• **WHAT IS REQUIRED**
Extract each line bearing the word "nước".
● ● ●
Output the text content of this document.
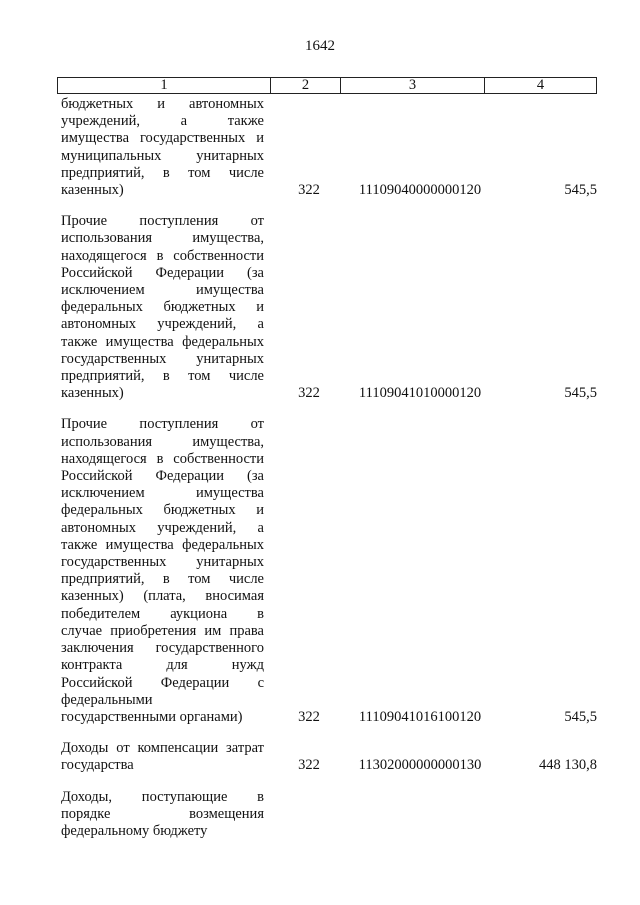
1642
1	2	3	4
бюджетных и автономных
учреждений, а также
имущества государственных и
муниципальных унитарных
предприятий, в том числе
казенных)	322	11109040000000120	545,5
Прочие поступления от
использования имущества,
находящегося в собственности
Российской Федерации (за
исключением имущества
федеральных бюджетных и
автономных учреждений, а
также имущества федеральных
государственных унитарных
предприятий, в том числе
казенных)	322	11109041010000120	545,5
Прочие поступления от
использования имущества,
находящегося в собственности
Российской Федерации (за
исключением имущества
федеральных бюджетных и
автономных учреждений, а
также имущества федеральных
государственных унитарных
предприятий, в том числе
казенных) (плата, вносимая
победителем аукциона в
случае приобретения им права
заключения государственного
контракта для нужд
Российской Федерации с
федеральными
государственными органами)	322	11109041016100120	545,5
Доходы от компенсации затрат
государства	322	11302000000000130	448 130,8
Доходы, поступающие в
порядке возмещения
федеральному бюджету
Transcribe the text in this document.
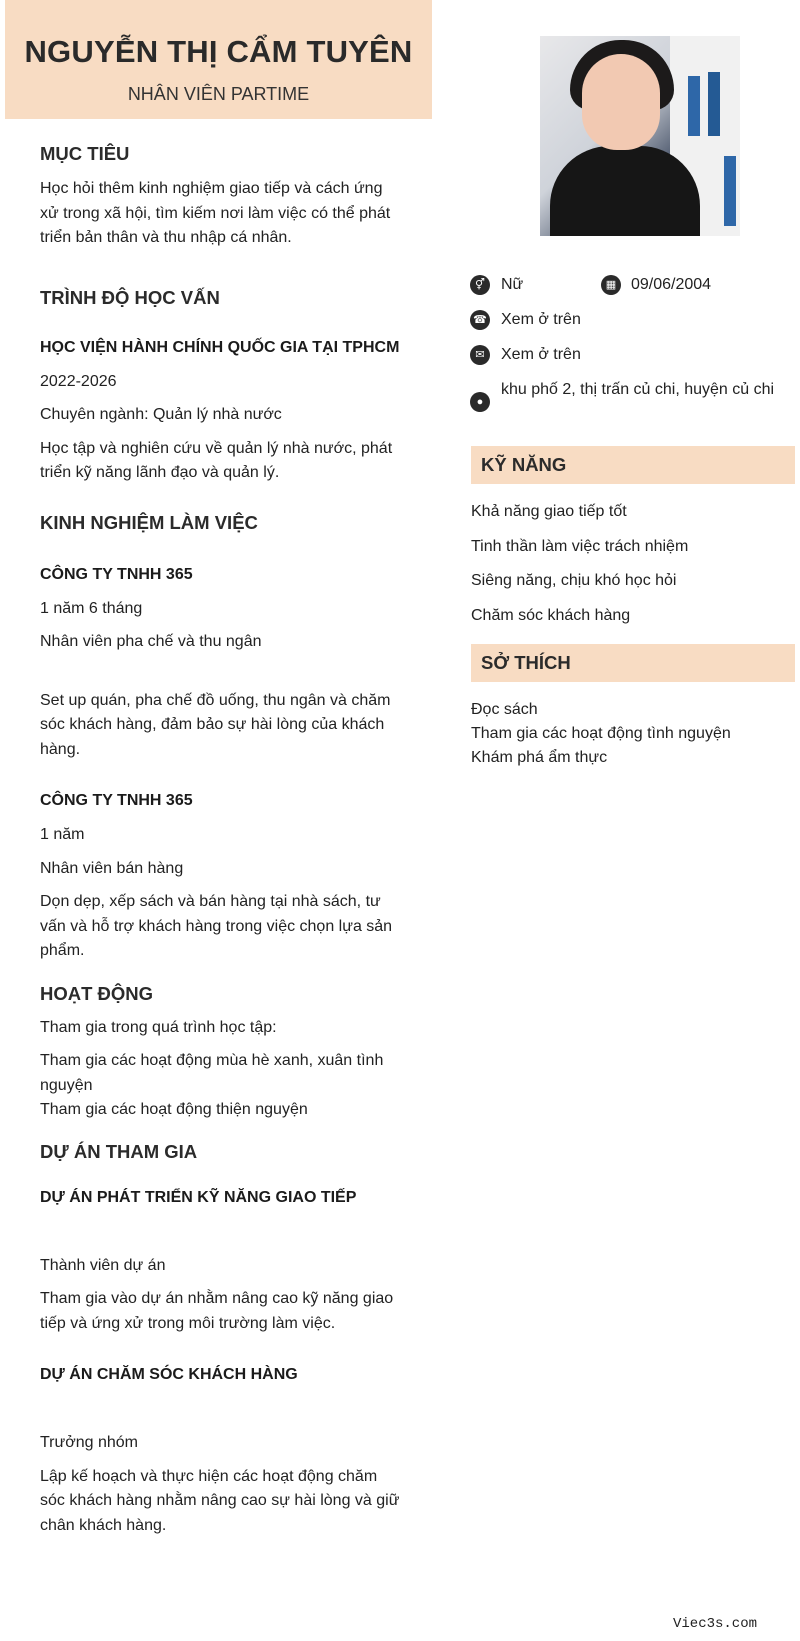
NGUYỄN THỊ CẨM TUYÊN
NHÂN VIÊN PARTIME
MỤC TIÊU
Học hỏi thêm kinh nghiệm giao tiếp và cách ứng xử trong xã hội, tìm kiếm nơi làm việc có thể phát triển bản thân và thu nhập cá nhân.
TRÌNH ĐỘ HỌC VẤN
HỌC VIỆN HÀNH CHÍNH QUỐC GIA TẠI TPHCM
2022-2026
Chuyên ngành: Quản lý nhà nước
Học tập và nghiên cứu về quản lý nhà nước, phát triển kỹ năng lãnh đạo và quản lý.
KINH NGHIỆM LÀM VIỆC
CÔNG TY TNHH 365
1 năm 6 tháng
Nhân viên pha chế và thu ngân
Set up quán, pha chế đồ uống, thu ngân và chăm sóc khách hàng, đảm bảo sự hài lòng của khách hàng.
CÔNG TY TNHH 365
1 năm
Nhân viên bán hàng
Dọn dẹp, xếp sách và bán hàng tại nhà sách, tư vấn và hỗ trợ khách hàng trong việc chọn lựa sản phẩm.
HOẠT ĐỘNG
Tham gia trong quá trình học tập:
Tham gia các hoạt động mùa hè xanh, xuân tình nguyện
Tham gia các hoạt động thiện nguyện
DỰ ÁN THAM GIA
DỰ ÁN PHÁT TRIỂN KỸ NĂNG GIAO TIẾP
Thành viên dự án
Tham gia vào dự án nhằm nâng cao kỹ năng giao tiếp và ứng xử trong môi trường làm việc.
DỰ ÁN CHĂM SÓC KHÁCH HÀNG
Trưởng nhóm
Lập kế hoạch và thực hiện các hoạt động chăm sóc khách hàng nhằm nâng cao sự hài lòng và giữ chân khách hàng.
⚥	Nữ	▦ 09/06/2004
☎ Xem ở trên
✉	Xem ở trên
●
khu phố 2, thị trấn củ chi, huyện củ chi
KỸ NĂNG
Khả năng giao tiếp tốt
Tinh thần làm việc trách nhiệm
Siêng năng, chịu khó học hỏi
Chăm sóc khách hàng
SỞ THÍCH
Đọc sách
Tham gia các hoạt động tình nguyện
Khám phá ẩm thực
Viec3s.com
● ● ●
• **ANSWER BELOW**
Chuyên ngành: Quản lý nhà nước
Học tập và nghiên cứu về quản lý nhà nước, phát triển kỹ năng lãnh đạo và quản lý.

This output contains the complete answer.